**Work required**
From the entries below, copy every line that holds the word "επικοινωνίας".
** Start of Supplied information **
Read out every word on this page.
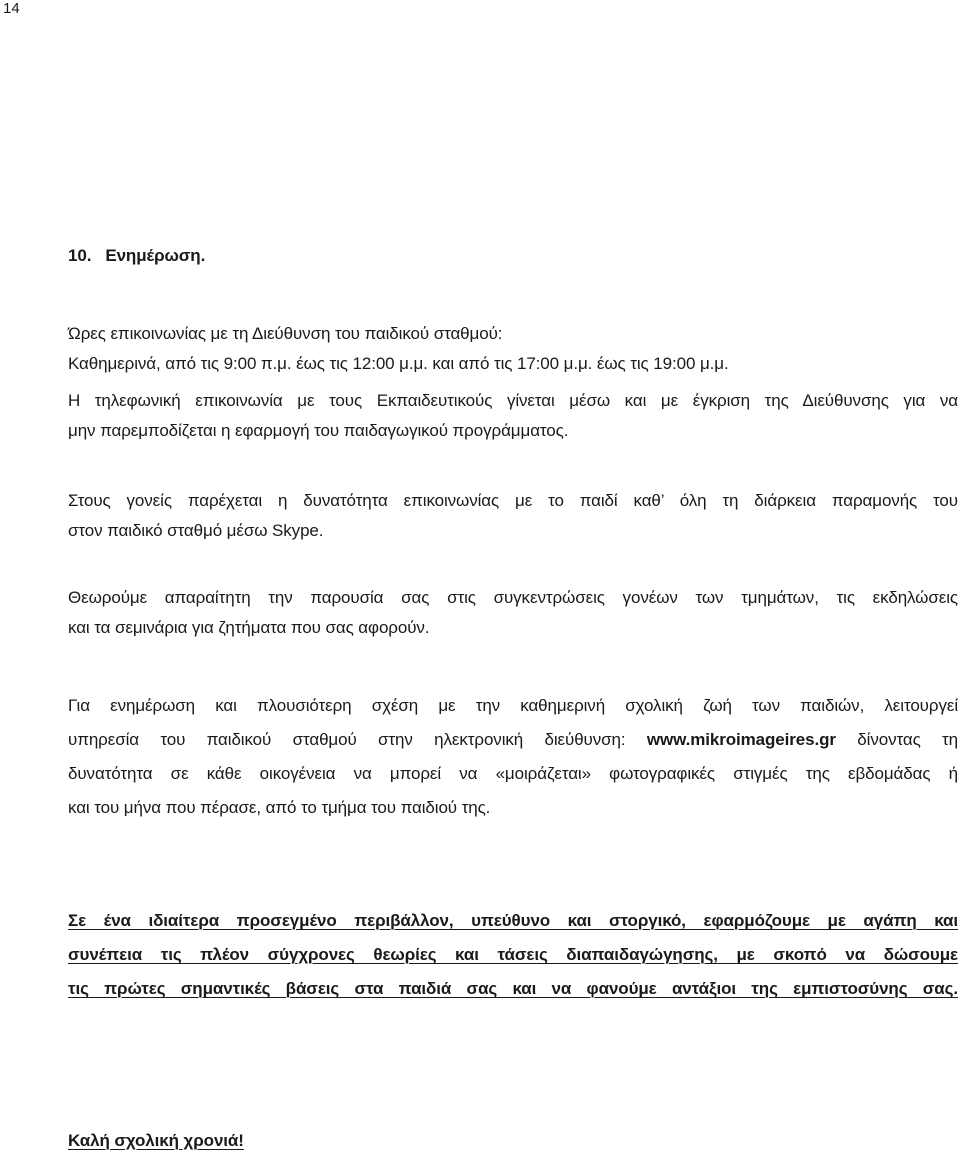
14
10. Ενημέρωση.
Ώρες επικοινωνίας με τη Διεύθυνση του παιδικού σταθμού:
Καθημερινά, από τις 9:00 π.μ. έως τις 12:00 μ.μ. και από τις 17:00 μ.μ. έως τις 19:00 μ.μ.
Η τηλεφωνική επικοινωνία με τους Εκπαιδευτικούς γίνεται μέσω και με έγκριση της Διεύθυνσης για να
μην παρεμποδίζεται η εφαρμογή του παιδαγωγικού προγράμματος.
Στους γονείς παρέχεται η δυνατότητα επικοινωνίας με το παιδί καθ’ όλη τη διάρκεια παραμονής του
στον παιδικό σταθμό μέσω Skype.
Θεωρούμε απαραίτητη την παρουσία σας στις συγκεντρώσεις γονέων των τμημάτων, τις εκδηλώσεις
και τα σεμινάρια για ζητήματα που σας αφορούν.
Για ενημέρωση και πλουσιότερη σχέση με την καθημερινή σχολική ζωή των παιδιών, λειτουργεί
υπηρεσία του παιδικού σταθμού στην ηλεκτρονική διεύθυνση: www.mikroimageires.gr δίνοντας τη
δυνατότητα σε κάθε οικογένεια να μπορεί να «μοιράζεται» φωτογραφικές στιγμές της εβδομάδας ή
και του μήνα που πέρασε, από το τμήμα του παιδιού της.
Σε ένα ιδιαίτερα προσεγμένο περιβάλλον, υπεύθυνο και στοργικό, εφαρμόζουμε με αγάπη και
συνέπεια τις πλέον σύγχρονες θεωρίες και τάσεις διαπαιδαγώγησης, με σκοπό να δώσουμε
τις πρώτες σημαντικές βάσεις στα παιδιά σας και να φανούμε αντάξιοι της εμπιστοσύνης σας.
Καλή σχολική χρονιά!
** End of Supplied information **
**Response to this task**
Ώρες επικοινωνίας με τη Διεύθυνση του παιδικού σταθμού:
Στους γονείς παρέχεται η δυνατότητα επικοινωνίας με το παιδί καθ’ όλη τη διάρκεια παραμονής του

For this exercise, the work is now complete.